Problem to solve: Reproduce the material in full, unchanged.

Listed records:

==========

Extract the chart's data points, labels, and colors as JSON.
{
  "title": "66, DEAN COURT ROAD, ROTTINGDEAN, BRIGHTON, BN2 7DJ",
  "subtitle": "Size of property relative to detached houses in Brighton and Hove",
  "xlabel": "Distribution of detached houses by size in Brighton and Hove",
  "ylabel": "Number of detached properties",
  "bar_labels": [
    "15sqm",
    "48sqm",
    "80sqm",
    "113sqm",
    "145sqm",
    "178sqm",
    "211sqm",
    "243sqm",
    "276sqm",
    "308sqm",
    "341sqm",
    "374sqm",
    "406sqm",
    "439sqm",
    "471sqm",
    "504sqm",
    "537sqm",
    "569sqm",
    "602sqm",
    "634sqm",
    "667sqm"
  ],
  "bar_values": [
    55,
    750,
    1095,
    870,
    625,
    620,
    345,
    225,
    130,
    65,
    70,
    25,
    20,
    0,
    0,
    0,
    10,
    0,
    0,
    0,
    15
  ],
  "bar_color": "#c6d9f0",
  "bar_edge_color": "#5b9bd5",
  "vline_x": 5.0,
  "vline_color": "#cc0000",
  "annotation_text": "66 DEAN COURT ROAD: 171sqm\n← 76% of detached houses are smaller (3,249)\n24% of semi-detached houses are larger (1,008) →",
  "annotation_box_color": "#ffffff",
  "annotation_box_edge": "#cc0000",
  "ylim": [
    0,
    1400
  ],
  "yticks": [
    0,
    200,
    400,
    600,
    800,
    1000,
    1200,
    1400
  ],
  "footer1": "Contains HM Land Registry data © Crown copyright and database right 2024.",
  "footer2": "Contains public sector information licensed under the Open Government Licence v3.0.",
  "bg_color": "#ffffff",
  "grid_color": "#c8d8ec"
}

==========

Complete response:
Extract the chart's data points, labels, and colors as JSON.
{
  "title": "66, DEAN COURT ROAD, ROTTINGDEAN, BRIGHTON, BN2 7DJ",
  "subtitle": "Size of property relative to detached houses in Brighton and Hove",
  "xlabel": "Distribution of detached houses by size in Brighton and Hove",
  "ylabel": "Number of detached properties",
  "bar_labels": [
    "15sqm",
    "48sqm",
    "80sqm",
    "113sqm",
    "145sqm",
    "178sqm",
    "211sqm",
    "243sqm",
    "276sqm",
    "308sqm",
    "341sqm",
    "374sqm",
    "406sqm",
    "439sqm",
    "471sqm",
    "504sqm",
    "537sqm",
    "569sqm",
    "602sqm",
    "634sqm",
    "667sqm"
  ],
  "bar_values": [
    55,
    750,
    1095,
    870,
    625,
    620,
    345,
    225,
    130,
    65,
    70,
    25,
    20,
    0,
    0,
    0,
    10,
    0,
    0,
    0,
    15
  ],
  "bar_color": "#c6d9f0",
  "bar_edge_color": "#5b9bd5",
  "vline_x": 5.0,
  "vline_color": "#cc0000",
  "annotation_text": "66 DEAN COURT ROAD: 171sqm\n← 76% of detached houses are smaller (3,249)\n24% of semi-detached houses are larger (1,008) →",
  "annotation_box_color": "#ffffff",
  "annotation_box_edge": "#cc0000",
  "ylim": [
    0,
    1400
  ],
  "yticks": [
    0,
    200,
    400,
    600,
    800,
    1000,
    1200,
    1400
  ],
  "footer1": "Contains HM Land Registry data © Crown copyright and database right 2024.",
  "footer2": "Contains public sector information licensed under the Open Government Licence v3.0.",
  "bg_color": "#ffffff",
  "grid_color": "#c8d8ec"
}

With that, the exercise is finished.